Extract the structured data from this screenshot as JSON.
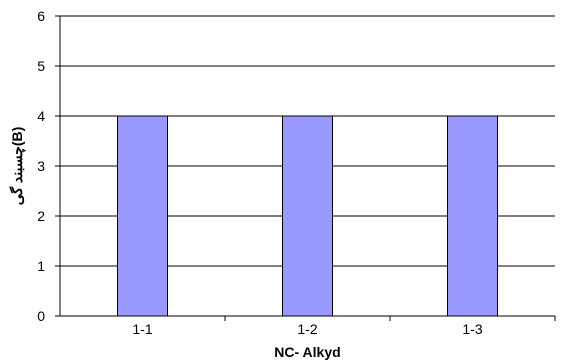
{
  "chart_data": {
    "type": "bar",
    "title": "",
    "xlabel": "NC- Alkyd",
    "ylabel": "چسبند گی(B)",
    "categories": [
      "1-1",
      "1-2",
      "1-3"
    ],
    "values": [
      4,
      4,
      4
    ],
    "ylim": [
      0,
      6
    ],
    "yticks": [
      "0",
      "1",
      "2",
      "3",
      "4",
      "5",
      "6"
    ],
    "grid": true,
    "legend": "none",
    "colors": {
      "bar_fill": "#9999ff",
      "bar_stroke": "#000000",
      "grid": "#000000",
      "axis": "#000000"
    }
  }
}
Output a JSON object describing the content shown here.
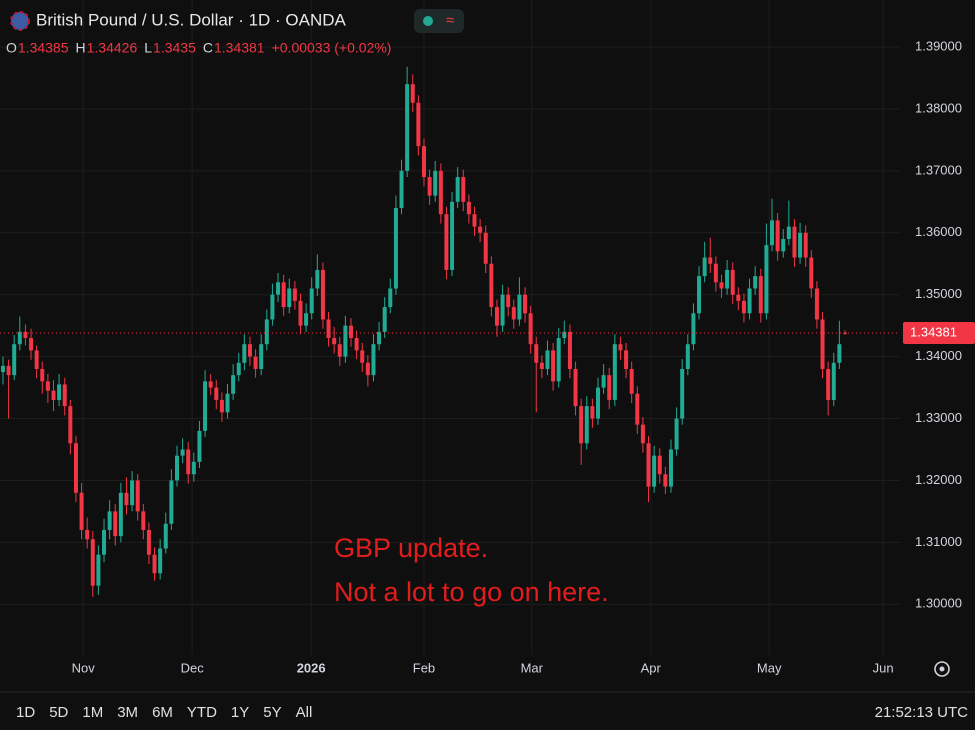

---

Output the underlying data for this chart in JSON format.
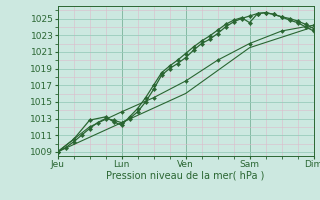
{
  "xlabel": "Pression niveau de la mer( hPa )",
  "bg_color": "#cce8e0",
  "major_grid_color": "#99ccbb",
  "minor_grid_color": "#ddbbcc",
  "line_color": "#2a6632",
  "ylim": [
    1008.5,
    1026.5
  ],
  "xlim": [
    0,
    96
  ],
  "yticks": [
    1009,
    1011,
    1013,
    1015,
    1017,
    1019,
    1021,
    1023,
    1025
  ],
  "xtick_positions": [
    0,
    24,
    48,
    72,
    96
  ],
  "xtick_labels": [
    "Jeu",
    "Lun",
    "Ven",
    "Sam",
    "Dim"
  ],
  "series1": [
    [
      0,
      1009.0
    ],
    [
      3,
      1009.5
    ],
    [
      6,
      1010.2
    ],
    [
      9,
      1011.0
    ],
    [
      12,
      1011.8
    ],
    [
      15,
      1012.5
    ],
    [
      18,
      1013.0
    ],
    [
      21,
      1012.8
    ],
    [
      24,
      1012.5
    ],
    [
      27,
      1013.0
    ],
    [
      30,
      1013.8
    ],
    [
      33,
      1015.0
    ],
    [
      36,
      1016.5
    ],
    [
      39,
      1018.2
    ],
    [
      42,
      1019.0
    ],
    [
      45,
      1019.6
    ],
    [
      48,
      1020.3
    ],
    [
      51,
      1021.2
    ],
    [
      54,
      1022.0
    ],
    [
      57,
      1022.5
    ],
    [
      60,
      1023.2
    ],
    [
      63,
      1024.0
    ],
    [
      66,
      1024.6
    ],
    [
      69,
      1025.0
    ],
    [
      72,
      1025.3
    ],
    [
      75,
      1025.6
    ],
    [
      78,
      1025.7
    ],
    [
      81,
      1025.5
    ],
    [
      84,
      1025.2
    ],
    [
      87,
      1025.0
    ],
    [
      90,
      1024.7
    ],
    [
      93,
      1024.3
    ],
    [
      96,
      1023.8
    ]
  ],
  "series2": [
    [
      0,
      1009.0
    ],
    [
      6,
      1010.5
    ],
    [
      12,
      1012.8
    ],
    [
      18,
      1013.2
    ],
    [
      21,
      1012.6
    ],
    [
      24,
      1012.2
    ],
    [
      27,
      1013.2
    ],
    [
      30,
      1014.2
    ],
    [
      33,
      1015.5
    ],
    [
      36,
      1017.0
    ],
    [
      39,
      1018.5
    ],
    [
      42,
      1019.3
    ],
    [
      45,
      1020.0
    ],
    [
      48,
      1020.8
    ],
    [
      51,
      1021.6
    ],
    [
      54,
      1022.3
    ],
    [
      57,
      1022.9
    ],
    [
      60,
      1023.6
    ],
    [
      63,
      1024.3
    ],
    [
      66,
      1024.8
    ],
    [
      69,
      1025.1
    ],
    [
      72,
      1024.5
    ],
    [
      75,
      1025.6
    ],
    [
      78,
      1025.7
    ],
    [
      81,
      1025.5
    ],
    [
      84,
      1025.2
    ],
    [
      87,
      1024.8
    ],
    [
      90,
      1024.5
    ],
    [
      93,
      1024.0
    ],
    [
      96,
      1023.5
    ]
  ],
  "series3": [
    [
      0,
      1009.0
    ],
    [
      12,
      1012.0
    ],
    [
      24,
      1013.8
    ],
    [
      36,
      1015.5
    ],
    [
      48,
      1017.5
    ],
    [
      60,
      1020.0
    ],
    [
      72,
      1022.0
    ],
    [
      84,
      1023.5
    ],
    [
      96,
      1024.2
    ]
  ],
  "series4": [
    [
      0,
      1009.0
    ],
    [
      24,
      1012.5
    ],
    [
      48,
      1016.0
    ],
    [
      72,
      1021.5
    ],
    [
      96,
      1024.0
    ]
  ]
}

--

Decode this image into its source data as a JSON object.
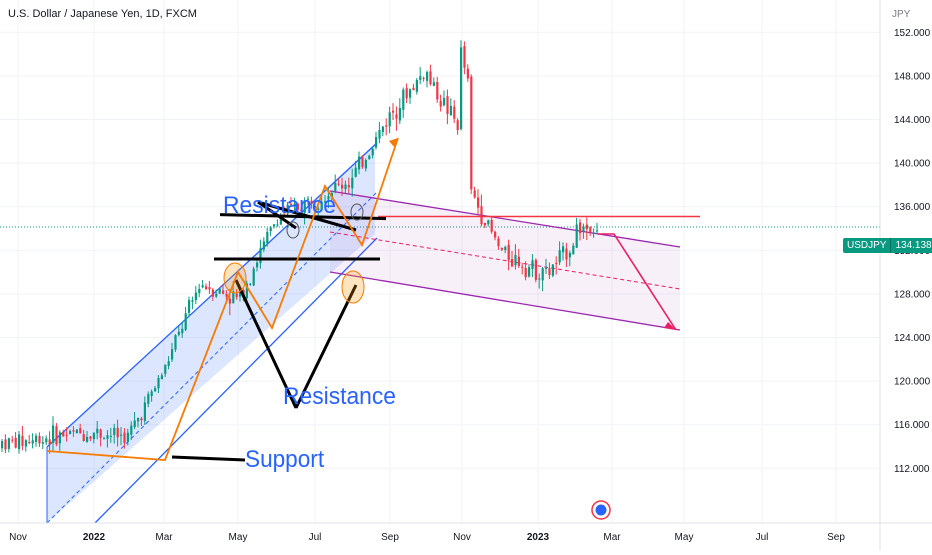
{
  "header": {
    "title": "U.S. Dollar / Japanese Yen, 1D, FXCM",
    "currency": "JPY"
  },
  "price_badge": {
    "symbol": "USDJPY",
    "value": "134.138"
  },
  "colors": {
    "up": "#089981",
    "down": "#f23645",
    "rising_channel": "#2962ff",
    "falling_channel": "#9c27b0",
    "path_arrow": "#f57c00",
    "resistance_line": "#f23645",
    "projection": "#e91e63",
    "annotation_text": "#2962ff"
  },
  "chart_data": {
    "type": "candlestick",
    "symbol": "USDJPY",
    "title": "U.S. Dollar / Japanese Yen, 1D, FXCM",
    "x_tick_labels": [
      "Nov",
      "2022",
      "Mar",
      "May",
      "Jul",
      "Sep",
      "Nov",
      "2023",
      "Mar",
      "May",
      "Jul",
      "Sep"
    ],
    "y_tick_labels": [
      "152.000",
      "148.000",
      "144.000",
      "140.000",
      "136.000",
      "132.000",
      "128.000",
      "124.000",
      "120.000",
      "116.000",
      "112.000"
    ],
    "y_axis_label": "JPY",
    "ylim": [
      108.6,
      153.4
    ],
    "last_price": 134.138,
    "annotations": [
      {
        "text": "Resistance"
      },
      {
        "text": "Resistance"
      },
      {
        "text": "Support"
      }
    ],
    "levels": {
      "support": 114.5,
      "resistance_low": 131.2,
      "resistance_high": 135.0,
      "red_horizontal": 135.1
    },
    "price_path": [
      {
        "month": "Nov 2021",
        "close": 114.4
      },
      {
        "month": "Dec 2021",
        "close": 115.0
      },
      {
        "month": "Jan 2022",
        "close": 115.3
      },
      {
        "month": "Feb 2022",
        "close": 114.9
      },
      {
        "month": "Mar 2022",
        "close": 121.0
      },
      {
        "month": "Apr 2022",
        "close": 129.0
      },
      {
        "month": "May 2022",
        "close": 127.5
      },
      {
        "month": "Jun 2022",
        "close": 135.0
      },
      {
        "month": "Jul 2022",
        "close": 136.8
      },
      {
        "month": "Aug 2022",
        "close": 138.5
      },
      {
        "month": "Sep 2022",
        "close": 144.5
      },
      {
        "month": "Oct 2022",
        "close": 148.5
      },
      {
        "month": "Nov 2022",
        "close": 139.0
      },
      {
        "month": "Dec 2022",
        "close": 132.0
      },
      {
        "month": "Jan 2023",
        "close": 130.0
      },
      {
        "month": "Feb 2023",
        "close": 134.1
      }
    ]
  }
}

# [WHAT IS REQUIRED]
Go to the line containing "Extract the structured" and copy exactly from there through the line containing "Output a JSON", both included, and nothing more. Pictures are excluded.

# [SOLUTION]
Extract the structured data from this screenshot as JSON.
{
  "chart_data": {
    "type": "bar",
    "title": "",
    "xlabel": "NC- Alkyd",
    "ylabel": "چسبند گی(B)",
    "categories": [
      "1-1",
      "1-2",
      "1-3"
    ],
    "values": [
      4,
      4,
      4
    ],
    "ylim": [
      0,
      6
    ],
    "yticks": [
      "0",
      "1",
      "2",
      "3",
      "4",
      "5",
      "6"
    ],
    "grid": true,
    "legend": "none",
    "colors": {
      "bar_fill": "#9999ff",
      "bar_stroke": "#000000",
      "grid": "#000000",
      "axis": "#000000"
    }
  }
}
Output a JSON object describing the content shown here.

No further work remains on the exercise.